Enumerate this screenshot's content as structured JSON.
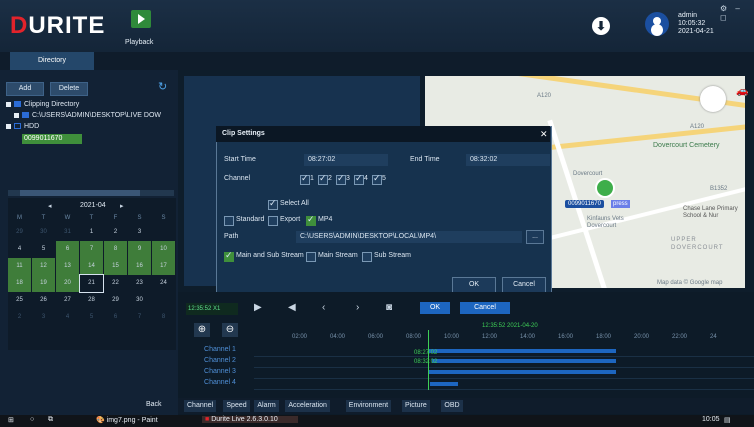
{
  "brand": {
    "logo_prefix": "D",
    "logo_rest": "URITE",
    "accent": "#e2232b"
  },
  "header": {
    "playback_label": "Playback",
    "user": "admin",
    "time": "10:05:32",
    "date": "2021-04-21",
    "window_controls": "⚙ – ◻"
  },
  "tabs": {
    "directory": "Directory"
  },
  "sidebar": {
    "add_label": "Add",
    "delete_label": "Delete",
    "tree": {
      "clipping": "Clipping Directory",
      "clip_path": "C:\\USERS\\ADMIN\\DESKTOP\\LIVE DOW",
      "hdd": "HDD",
      "device": "0099011670"
    },
    "calendar": {
      "month": "2021-04",
      "prev": "◂",
      "next": "▸",
      "headers": [
        "M",
        "T",
        "W",
        "T",
        "F",
        "S",
        "S"
      ],
      "rows": [
        [
          "29",
          "30",
          "31",
          "1",
          "2",
          "3",
          ""
        ],
        [
          "4",
          "5",
          "6",
          "7",
          "8",
          "9",
          "10"
        ],
        [
          "11",
          "12",
          "13",
          "14",
          "15",
          "16",
          "17"
        ],
        [
          "18",
          "19",
          "20",
          "21",
          "22",
          "23",
          "24"
        ],
        [
          "25",
          "26",
          "27",
          "28",
          "29",
          "30",
          ""
        ],
        [
          "2",
          "3",
          "4",
          "5",
          "6",
          "7",
          "8"
        ]
      ]
    },
    "back_label": "Back"
  },
  "map": {
    "road1": "A120",
    "road2": "A120",
    "place1": "Dovercourt Cemetery",
    "place2": "Chase Lane Primary School & Nur",
    "place3": "Kinfauns Vets Dovercourt",
    "place4": "UPPER DOVERCOURT",
    "place5": "Dovercourt",
    "road3": "B1352",
    "attribution": "Map data © Google map",
    "vehicle_id": "0099011670",
    "vehicle_suffix": "press"
  },
  "dialog": {
    "title": "Clip Settings",
    "close": "✕",
    "start_time_label": "Start Time",
    "start_time": "08:27:02",
    "end_time_label": "End Time",
    "end_time": "08:32:02",
    "channel_label": "Channel",
    "channels": [
      "1",
      "2",
      "3",
      "4",
      "5"
    ],
    "select_all": "Select All",
    "standard": "Standard",
    "export": "Export",
    "mp4": "MP4",
    "path_label": "Path",
    "path": "C:\\USERS\\ADMIN\\DESKTOP\\LOCAL\\MP4\\",
    "browse": "...",
    "stream_main_sub": "Main and Sub Stream",
    "stream_main": "Main Stream",
    "stream_sub": "Sub Stream",
    "ok": "OK",
    "cancel": "Cancel"
  },
  "timeline": {
    "current": "12:35:52 X1",
    "ok": "OK",
    "cancel": "Cancel",
    "cursor_time": "12:35:52 2021-04-20",
    "clip_start": "08:27:02",
    "clip_end": "08:32:02",
    "ticks": [
      "02:00",
      "04:00",
      "06:00",
      "08:00",
      "10:00",
      "12:00",
      "14:00",
      "16:00",
      "18:00",
      "20:00",
      "22:00",
      "24"
    ],
    "channels": [
      "Channel 1",
      "Channel 2",
      "Channel 3",
      "Channel 4"
    ]
  },
  "bottom_tabs": [
    "Channel",
    "Speed",
    "Alarm",
    "Acceleration",
    "Environment",
    "Picture",
    "OBD"
  ],
  "taskbar": {
    "app1": "img7.png - Paint",
    "app2": "Durite Live 2.6.3.0.10",
    "clock": "10:05"
  }
}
────────────────
» **What is being asked**: Search the data for the word "USERS" and copy each line where it appears.

» **Finished answer**:
      "clip_path": "C:\\USERS\\ADMIN\\DESKTOP\\LIVE DOW",
    "path": "C:\\USERS\\ADMIN\\DESKTOP\\LOCAL\\MP4\\",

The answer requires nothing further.